TASK DESCRIPTION:
Render the listing lines, starting at the one containing "history-item[interactable]: ▤ Очистить: [985, 652, 1251, 672]" and ending at the one containing "586, 1202, 597]", as a Markdown table with two columns: No. for the row number and Entry for the line. Leave out any blank lines and include nothing outside that span.

DATA LINES start

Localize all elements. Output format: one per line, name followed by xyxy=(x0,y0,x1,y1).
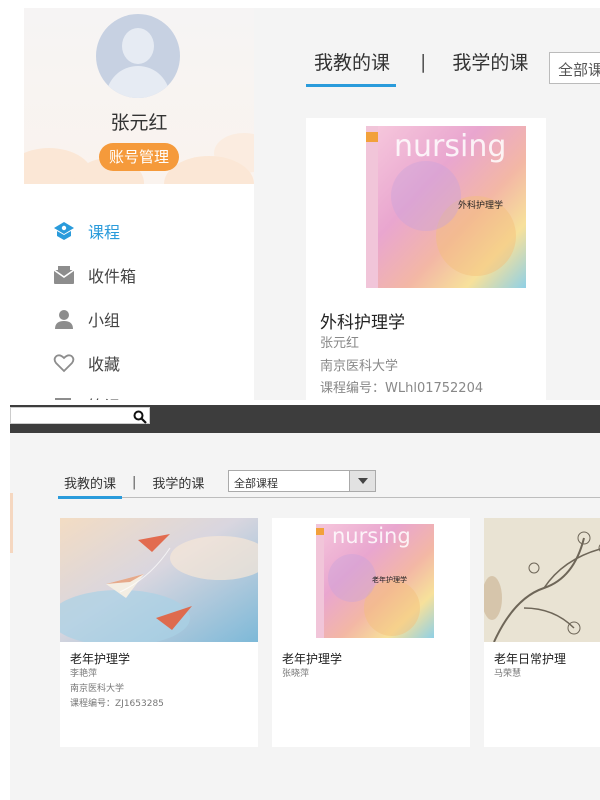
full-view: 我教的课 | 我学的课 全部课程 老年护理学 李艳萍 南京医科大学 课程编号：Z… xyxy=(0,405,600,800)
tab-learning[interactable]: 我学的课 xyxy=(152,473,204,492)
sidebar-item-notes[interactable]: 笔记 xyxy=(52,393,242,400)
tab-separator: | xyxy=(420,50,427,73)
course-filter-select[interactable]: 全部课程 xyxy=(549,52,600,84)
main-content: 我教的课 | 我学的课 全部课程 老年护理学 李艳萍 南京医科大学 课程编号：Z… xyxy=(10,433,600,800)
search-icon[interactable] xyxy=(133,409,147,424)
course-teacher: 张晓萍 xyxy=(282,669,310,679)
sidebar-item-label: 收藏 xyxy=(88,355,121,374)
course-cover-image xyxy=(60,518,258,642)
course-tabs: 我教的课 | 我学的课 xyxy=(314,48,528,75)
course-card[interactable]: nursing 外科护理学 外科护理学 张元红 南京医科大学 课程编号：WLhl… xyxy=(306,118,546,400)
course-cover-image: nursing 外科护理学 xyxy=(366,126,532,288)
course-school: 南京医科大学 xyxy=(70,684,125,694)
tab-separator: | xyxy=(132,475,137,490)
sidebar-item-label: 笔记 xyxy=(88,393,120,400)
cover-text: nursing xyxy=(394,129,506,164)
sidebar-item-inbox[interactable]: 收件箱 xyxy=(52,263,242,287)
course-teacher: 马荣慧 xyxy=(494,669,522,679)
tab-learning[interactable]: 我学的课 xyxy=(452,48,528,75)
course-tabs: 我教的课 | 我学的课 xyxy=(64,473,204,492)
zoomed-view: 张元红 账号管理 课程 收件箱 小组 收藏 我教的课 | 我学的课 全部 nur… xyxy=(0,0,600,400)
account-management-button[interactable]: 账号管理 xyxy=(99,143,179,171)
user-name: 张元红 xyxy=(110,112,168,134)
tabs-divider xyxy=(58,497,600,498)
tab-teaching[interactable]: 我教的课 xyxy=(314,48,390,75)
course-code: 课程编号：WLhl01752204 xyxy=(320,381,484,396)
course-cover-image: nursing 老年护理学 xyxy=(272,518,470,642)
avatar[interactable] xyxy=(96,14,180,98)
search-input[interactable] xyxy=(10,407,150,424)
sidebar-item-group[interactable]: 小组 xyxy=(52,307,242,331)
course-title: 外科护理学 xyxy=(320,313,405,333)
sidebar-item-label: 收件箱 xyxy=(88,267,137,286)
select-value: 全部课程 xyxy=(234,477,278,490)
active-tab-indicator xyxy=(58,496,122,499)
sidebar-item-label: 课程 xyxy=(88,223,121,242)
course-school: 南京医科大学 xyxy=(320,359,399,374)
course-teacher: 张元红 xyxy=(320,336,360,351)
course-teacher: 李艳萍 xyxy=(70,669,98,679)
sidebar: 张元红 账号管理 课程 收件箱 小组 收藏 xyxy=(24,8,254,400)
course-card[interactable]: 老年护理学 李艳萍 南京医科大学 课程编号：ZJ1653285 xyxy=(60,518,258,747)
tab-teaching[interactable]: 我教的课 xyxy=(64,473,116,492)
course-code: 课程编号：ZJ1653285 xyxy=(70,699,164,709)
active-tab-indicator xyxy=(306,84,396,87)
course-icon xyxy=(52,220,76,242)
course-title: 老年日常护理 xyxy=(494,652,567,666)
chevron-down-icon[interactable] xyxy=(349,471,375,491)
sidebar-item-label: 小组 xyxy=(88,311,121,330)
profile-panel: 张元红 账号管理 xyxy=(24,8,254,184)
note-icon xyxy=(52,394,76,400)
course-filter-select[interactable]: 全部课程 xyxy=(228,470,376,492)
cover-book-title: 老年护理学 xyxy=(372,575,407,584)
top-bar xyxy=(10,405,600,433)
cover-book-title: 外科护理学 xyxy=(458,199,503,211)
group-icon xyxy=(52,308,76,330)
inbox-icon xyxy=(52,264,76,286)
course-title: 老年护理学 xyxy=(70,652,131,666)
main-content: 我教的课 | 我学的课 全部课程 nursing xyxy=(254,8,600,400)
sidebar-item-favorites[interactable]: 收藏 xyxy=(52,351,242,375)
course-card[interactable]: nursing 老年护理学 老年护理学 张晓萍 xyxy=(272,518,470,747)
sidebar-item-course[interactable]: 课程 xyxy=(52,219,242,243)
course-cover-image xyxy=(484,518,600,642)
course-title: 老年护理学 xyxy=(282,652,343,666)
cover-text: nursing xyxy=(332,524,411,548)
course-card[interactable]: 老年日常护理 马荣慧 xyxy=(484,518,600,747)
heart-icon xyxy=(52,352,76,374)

DATA LINES end
DATA LINES start

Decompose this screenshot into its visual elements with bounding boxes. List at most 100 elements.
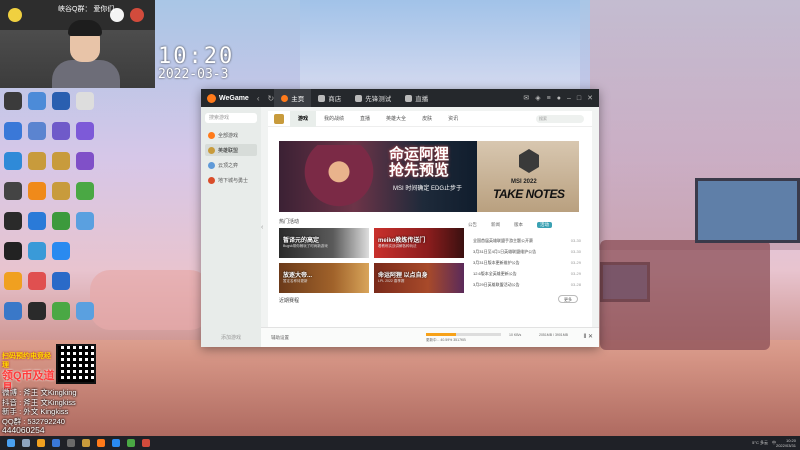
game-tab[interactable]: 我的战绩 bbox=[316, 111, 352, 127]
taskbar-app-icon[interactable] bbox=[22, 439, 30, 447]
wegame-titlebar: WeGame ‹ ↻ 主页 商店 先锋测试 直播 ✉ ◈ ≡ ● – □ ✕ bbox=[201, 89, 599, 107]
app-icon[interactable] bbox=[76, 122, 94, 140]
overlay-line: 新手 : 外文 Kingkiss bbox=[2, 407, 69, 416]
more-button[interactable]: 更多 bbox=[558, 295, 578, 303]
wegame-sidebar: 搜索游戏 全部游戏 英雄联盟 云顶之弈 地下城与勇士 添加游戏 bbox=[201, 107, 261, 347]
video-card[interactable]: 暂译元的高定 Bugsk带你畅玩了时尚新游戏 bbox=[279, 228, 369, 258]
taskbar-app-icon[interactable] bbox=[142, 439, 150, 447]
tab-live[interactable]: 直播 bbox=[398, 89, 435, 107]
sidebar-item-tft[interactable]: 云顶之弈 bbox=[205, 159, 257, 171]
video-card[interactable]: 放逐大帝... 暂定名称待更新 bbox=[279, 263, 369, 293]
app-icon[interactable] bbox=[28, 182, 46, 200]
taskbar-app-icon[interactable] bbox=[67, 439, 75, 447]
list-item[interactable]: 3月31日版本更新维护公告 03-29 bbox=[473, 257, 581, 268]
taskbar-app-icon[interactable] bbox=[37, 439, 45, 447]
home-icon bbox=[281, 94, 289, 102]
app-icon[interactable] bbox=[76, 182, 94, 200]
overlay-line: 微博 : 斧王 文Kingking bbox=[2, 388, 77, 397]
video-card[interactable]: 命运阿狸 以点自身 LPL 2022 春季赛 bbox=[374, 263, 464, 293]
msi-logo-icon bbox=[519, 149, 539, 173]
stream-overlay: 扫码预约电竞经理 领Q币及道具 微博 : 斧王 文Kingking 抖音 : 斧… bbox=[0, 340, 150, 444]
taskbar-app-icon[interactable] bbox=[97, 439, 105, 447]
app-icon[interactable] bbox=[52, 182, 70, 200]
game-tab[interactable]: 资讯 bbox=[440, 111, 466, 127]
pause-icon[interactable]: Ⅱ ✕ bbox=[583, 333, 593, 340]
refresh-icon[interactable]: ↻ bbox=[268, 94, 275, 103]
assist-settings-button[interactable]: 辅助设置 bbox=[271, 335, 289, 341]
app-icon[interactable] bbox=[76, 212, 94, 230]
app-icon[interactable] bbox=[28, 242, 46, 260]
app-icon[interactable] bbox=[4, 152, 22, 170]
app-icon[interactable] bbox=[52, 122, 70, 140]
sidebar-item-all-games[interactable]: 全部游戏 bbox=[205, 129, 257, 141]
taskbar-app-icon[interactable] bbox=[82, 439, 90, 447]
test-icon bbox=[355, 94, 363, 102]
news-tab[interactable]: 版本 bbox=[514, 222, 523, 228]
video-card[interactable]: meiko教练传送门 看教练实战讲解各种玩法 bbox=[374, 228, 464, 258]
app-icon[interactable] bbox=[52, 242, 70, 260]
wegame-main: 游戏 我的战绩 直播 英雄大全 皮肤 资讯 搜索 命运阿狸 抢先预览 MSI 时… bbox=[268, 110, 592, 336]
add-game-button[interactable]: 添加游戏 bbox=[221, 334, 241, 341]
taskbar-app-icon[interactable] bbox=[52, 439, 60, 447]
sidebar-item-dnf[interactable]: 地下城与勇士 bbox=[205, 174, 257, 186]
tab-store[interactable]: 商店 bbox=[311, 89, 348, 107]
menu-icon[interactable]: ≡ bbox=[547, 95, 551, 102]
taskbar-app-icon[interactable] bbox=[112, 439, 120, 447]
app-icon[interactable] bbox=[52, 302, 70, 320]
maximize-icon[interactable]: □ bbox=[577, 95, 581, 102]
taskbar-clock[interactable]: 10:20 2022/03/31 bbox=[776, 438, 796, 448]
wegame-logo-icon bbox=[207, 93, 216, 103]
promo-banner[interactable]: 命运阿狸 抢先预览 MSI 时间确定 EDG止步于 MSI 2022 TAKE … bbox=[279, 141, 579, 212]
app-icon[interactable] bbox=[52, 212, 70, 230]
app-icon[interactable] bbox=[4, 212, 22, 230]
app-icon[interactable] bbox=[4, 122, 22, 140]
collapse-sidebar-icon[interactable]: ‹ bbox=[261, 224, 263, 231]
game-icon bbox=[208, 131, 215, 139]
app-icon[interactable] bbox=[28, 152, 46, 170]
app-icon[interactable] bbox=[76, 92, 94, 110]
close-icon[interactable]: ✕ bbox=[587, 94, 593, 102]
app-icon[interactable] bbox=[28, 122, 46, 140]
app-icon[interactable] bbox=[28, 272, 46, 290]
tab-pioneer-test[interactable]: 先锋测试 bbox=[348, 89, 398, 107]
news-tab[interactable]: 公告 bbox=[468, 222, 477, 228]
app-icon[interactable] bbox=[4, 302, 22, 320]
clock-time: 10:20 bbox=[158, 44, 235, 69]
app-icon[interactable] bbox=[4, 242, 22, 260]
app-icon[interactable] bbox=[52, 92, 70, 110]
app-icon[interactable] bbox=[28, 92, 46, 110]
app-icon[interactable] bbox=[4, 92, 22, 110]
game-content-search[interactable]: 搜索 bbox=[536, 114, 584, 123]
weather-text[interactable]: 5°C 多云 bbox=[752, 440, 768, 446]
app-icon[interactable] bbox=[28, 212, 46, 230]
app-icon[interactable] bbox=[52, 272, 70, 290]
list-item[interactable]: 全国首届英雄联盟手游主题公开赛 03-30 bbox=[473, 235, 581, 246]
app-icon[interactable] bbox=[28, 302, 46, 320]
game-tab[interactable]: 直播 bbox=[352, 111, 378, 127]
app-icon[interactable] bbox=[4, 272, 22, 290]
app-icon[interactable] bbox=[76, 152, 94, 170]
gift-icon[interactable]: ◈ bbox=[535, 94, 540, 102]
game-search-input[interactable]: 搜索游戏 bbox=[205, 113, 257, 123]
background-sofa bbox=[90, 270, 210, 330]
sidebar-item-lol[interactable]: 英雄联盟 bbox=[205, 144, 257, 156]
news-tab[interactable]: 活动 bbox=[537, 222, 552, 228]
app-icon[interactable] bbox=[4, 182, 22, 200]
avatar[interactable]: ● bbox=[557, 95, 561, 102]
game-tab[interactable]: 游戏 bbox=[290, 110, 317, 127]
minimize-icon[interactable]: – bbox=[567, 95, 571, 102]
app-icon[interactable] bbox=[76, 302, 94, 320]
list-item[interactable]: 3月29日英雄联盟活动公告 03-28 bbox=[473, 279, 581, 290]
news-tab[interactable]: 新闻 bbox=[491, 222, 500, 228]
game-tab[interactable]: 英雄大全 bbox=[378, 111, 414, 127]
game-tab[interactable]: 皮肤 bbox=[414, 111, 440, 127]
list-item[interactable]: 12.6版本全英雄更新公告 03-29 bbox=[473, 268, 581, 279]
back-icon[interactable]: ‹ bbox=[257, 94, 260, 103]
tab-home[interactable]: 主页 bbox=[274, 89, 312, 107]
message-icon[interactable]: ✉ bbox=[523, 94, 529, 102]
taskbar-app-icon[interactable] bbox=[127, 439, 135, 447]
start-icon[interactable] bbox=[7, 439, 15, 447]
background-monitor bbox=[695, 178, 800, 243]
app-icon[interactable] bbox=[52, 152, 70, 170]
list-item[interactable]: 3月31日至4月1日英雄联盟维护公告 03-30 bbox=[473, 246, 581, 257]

DATA LINES end
DATA LINES start

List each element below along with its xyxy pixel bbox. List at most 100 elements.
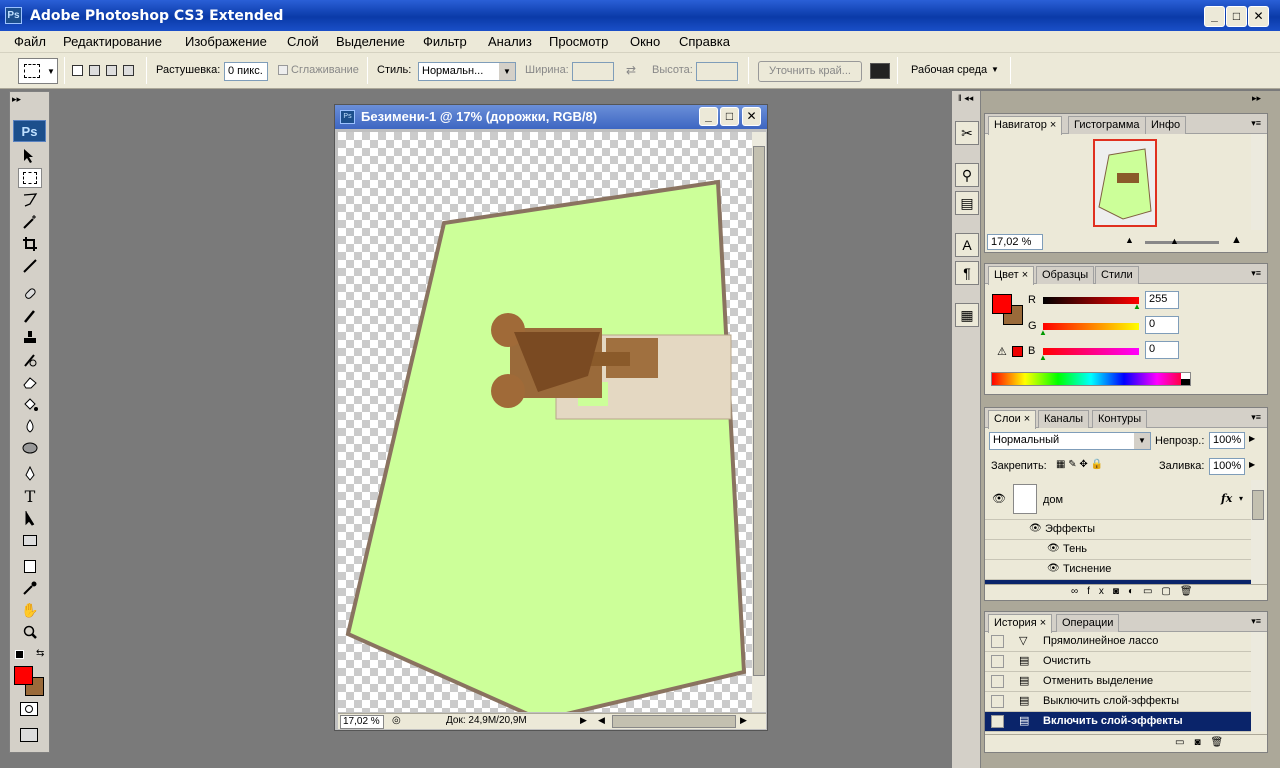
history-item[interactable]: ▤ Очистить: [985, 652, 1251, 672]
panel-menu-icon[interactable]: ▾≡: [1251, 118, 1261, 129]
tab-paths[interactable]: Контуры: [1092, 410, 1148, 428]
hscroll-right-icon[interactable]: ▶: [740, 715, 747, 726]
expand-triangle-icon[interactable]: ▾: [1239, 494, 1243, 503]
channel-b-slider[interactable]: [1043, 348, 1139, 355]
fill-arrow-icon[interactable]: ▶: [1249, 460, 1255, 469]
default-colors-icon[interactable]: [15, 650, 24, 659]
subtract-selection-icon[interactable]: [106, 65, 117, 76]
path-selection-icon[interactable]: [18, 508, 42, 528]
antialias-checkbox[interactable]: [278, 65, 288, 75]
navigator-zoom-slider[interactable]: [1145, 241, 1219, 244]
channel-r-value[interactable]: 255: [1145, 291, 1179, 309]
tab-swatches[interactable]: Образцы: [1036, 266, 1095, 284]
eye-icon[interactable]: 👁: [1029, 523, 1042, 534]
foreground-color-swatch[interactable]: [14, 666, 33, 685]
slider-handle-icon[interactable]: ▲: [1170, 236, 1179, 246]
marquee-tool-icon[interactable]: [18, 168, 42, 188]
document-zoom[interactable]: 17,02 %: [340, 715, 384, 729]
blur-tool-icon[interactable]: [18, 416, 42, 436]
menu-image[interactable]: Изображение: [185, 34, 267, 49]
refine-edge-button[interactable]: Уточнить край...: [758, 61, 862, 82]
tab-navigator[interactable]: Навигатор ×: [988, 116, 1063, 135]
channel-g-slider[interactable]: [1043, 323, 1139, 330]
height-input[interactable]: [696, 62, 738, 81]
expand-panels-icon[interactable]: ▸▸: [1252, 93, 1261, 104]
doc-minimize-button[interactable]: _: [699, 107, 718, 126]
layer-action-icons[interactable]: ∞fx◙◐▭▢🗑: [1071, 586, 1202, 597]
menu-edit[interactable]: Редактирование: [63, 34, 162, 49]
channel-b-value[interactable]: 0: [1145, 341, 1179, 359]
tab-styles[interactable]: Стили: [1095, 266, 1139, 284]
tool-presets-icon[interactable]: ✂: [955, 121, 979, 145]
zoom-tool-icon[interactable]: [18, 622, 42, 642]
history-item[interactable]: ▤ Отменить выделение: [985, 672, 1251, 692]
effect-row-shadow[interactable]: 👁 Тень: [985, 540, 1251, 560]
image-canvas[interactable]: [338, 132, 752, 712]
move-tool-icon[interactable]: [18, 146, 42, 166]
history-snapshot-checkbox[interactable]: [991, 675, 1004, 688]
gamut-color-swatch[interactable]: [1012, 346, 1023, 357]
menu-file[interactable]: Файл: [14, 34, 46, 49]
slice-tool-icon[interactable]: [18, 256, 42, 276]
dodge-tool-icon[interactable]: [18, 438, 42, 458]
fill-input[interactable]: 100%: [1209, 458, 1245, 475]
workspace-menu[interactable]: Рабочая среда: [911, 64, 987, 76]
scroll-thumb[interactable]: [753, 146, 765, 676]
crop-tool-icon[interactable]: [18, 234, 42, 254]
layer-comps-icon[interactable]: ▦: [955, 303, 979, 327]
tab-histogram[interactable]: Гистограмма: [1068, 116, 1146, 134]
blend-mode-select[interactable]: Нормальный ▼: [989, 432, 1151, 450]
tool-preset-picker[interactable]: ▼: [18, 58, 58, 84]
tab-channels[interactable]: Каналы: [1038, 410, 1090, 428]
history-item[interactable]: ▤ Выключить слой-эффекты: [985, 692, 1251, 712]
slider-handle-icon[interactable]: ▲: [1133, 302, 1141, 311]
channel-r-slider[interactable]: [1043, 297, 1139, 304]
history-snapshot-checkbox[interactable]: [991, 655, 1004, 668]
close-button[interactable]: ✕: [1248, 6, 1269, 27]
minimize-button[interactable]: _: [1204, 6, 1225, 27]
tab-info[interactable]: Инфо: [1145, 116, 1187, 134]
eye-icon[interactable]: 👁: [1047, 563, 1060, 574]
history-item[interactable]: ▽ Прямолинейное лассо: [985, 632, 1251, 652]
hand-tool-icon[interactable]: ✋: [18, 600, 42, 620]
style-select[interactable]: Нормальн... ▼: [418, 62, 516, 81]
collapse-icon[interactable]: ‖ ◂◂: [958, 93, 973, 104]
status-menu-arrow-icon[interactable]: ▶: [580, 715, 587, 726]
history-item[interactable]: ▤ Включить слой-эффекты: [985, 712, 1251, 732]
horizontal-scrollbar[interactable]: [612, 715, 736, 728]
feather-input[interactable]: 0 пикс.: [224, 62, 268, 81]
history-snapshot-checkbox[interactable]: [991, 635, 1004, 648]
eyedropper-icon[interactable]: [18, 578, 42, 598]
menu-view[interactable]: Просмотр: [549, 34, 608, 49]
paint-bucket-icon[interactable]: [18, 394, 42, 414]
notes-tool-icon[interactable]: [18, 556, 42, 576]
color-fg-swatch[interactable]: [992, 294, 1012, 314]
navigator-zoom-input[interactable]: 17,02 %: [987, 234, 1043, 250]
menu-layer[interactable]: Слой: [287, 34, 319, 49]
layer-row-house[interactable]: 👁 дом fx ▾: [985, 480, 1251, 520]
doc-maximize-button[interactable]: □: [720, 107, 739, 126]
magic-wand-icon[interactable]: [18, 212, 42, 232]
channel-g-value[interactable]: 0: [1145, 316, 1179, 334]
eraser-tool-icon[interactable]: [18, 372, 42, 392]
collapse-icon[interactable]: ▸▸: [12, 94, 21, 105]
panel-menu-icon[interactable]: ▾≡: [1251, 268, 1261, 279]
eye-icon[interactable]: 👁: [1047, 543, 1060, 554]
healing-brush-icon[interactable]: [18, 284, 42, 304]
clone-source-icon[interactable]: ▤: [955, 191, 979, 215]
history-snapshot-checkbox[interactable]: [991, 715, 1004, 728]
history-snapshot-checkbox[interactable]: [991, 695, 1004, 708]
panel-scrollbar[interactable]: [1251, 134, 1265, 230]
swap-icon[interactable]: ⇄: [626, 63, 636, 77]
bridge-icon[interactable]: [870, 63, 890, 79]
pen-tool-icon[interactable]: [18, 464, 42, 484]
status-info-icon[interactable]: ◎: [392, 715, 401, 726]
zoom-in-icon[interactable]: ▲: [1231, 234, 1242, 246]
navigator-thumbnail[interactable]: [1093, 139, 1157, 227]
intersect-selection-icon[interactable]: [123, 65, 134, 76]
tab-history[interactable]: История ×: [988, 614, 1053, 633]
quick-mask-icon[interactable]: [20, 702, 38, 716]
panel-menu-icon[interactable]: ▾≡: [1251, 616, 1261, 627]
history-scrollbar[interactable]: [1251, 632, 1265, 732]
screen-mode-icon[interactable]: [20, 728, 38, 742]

DATA LINES end

FULL OUTPUT:
| No. | Entry |
|---|---|
| 1 | history-item[interactable]: ▤ Очистить: [985, 652, 1251, 672] |
| 2 | panel-menu-icon[interactable]: ▾≡: [1251, 118, 1261, 129] |
| 3 | tab-paths[interactable]: Контуры: [1092, 410, 1148, 428] |
| 4 | hscroll-right-icon[interactable]: ▶: [740, 715, 747, 726] |
| 5 | expand-triangle-icon[interactable]: ▾: [1239, 494, 1243, 503] |
| 6 | channel-b-slider[interactable]: [1043, 348, 1139, 355] |
| 7 | fill-arrow-icon[interactable]: ▶: [1249, 460, 1255, 469] |
| 8 | default-colors-icon[interactable]: [15, 650, 24, 659] |
| 9 | subtract-selection-icon[interactable]: [106, 65, 117, 76] |
| 10 | path-selection-icon[interactable]: [18, 508, 42, 528] |
| 11 | antialias-checkbox[interactable]: [278, 65, 288, 75] |
| 12 | navigator-zoom-slider[interactable]: [1145, 241, 1219, 244] |
| 13 | channel-r-value[interactable]: 255: [1145, 291, 1179, 309] |
| 14 | tab-swatches[interactable]: Образцы: [1036, 266, 1095, 284] |
| 15 | eye-icon[interactable]: 👁: [1029, 523, 1042, 534] |
| 16 | foreground-color-swatch[interactable]: [14, 666, 33, 685] |
| 17 | slider-handle-icon[interactable]: ▲: [1170, 236, 1179, 246] |
| 18 | marquee-tool-icon[interactable]: [18, 168, 42, 188] |
| 19 | document-zoom[interactable]: 17,02 %: [340, 715, 384, 729] |
| 20 | blur-tool-icon[interactable]: [18, 416, 42, 436] |
| 21 | menu-image[interactable]: Изображение: [185, 34, 267, 49] |
| 22 | refine-edge-button[interactable]: Уточнить край...: [758, 61, 862, 82] |
| 23 | tab-navigator[interactable]: Навигатор ×: [988, 116, 1063, 135] |
| 24 | channel-g-slider[interactable]: [1043, 323, 1139, 330] |
| 25 | height-input[interactable]: [696, 62, 738, 81] |
| 26 | expand-panels-icon[interactable]: ▸▸: [1252, 93, 1261, 104] |
| 27 | doc-minimize-button[interactable]: _: [699, 107, 718, 126] |
| 28 | layer-action-icons[interactable]: ∞fx◙◐▭▢🗑: [1071, 586, 1202, 597] |